WHAT TO DO » Copy out the data below verbatim.

+++ SOURCE RECORDS +++

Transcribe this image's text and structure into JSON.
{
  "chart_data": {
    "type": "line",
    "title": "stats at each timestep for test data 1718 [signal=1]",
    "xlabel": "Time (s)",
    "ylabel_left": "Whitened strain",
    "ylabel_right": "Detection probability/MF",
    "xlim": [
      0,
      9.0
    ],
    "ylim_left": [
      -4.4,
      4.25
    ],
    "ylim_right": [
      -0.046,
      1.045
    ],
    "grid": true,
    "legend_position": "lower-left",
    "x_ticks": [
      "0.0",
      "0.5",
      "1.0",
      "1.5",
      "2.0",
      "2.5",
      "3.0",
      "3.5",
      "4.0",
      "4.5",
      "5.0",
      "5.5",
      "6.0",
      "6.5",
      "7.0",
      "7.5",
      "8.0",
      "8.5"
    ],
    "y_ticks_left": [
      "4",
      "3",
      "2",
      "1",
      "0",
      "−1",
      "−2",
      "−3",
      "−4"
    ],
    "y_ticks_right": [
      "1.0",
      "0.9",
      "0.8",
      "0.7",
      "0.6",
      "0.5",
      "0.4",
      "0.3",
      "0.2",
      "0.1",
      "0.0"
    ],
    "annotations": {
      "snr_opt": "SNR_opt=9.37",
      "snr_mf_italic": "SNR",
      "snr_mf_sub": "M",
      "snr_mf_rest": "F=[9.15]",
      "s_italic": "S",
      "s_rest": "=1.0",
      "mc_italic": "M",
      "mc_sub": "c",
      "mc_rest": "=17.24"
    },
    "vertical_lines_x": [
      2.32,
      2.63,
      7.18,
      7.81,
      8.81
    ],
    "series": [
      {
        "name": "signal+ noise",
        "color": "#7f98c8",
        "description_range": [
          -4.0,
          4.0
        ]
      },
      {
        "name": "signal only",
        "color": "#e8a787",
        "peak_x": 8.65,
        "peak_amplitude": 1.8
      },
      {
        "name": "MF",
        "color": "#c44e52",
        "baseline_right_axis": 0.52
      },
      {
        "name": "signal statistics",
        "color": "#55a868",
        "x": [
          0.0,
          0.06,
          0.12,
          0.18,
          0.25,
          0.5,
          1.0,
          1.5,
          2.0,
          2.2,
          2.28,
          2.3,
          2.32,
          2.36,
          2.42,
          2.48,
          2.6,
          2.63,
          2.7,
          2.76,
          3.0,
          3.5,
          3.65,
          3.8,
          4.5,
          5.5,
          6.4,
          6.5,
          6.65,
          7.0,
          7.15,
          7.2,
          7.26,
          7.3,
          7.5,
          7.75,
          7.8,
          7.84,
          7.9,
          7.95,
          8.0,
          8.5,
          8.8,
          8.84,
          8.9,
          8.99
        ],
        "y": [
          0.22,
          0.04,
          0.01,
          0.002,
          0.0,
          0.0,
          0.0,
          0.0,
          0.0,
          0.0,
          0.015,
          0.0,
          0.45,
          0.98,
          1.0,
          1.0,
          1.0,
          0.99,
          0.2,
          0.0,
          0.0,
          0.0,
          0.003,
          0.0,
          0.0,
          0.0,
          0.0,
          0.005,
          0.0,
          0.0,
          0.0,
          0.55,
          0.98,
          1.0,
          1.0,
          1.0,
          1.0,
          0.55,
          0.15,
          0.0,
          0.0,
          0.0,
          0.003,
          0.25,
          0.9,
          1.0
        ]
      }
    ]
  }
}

+++

ANSWER FOR THIS EXERCISE »
Transcribe this image's text and structure into JSON.
{
  "chart_data": {
    "type": "line",
    "title": "stats at each timestep for test data 1718 [signal=1]",
    "xlabel": "Time (s)",
    "ylabel_left": "Whitened strain",
    "ylabel_right": "Detection probability/MF",
    "xlim": [
      0,
      9.0
    ],
    "ylim_left": [
      -4.4,
      4.25
    ],
    "ylim_right": [
      -0.046,
      1.045
    ],
    "grid": true,
    "legend_position": "lower-left",
    "x_ticks": [
      "0.0",
      "0.5",
      "1.0",
      "1.5",
      "2.0",
      "2.5",
      "3.0",
      "3.5",
      "4.0",
      "4.5",
      "5.0",
      "5.5",
      "6.0",
      "6.5",
      "7.0",
      "7.5",
      "8.0",
      "8.5"
    ],
    "y_ticks_left": [
      "4",
      "3",
      "2",
      "1",
      "0",
      "−1",
      "−2",
      "−3",
      "−4"
    ],
    "y_ticks_right": [
      "1.0",
      "0.9",
      "0.8",
      "0.7",
      "0.6",
      "0.5",
      "0.4",
      "0.3",
      "0.2",
      "0.1",
      "0.0"
    ],
    "annotations": {
      "snr_opt": "SNR_opt=9.37",
      "snr_mf_italic": "SNR",
      "snr_mf_sub": "M",
      "snr_mf_rest": "F=[9.15]",
      "s_italic": "S",
      "s_rest": "=1.0",
      "mc_italic": "M",
      "mc_sub": "c",
      "mc_rest": "=17.24"
    },
    "vertical_lines_x": [
      2.32,
      2.63,
      7.18,
      7.81,
      8.81
    ],
    "series": [
      {
        "name": "signal+ noise",
        "color": "#7f98c8",
        "description_range": [
          -4.0,
          4.0
        ]
      },
      {
        "name": "signal only",
        "color": "#e8a787",
        "peak_x": 8.65,
        "peak_amplitude": 1.8
      },
      {
        "name": "MF",
        "color": "#c44e52",
        "baseline_right_axis": 0.52
      },
      {
        "name": "signal statistics",
        "color": "#55a868",
        "x": [
          0.0,
          0.06,
          0.12,
          0.18,
          0.25,
          0.5,
          1.0,
          1.5,
          2.0,
          2.2,
          2.28,
          2.3,
          2.32,
          2.36,
          2.42,
          2.48,
          2.6,
          2.63,
          2.7,
          2.76,
          3.0,
          3.5,
          3.65,
          3.8,
          4.5,
          5.5,
          6.4,
          6.5,
          6.65,
          7.0,
          7.15,
          7.2,
          7.26,
          7.3,
          7.5,
          7.75,
          7.8,
          7.84,
          7.9,
          7.95,
          8.0,
          8.5,
          8.8,
          8.84,
          8.9,
          8.99
        ],
        "y": [
          0.22,
          0.04,
          0.01,
          0.002,
          0.0,
          0.0,
          0.0,
          0.0,
          0.0,
          0.0,
          0.015,
          0.0,
          0.45,
          0.98,
          1.0,
          1.0,
          1.0,
          0.99,
          0.2,
          0.0,
          0.0,
          0.0,
          0.003,
          0.0,
          0.0,
          0.0,
          0.0,
          0.005,
          0.0,
          0.0,
          0.0,
          0.55,
          0.98,
          1.0,
          1.0,
          1.0,
          1.0,
          0.55,
          0.15,
          0.0,
          0.0,
          0.0,
          0.003,
          0.25,
          0.9,
          1.0
        ]
      }
    ]
  }
}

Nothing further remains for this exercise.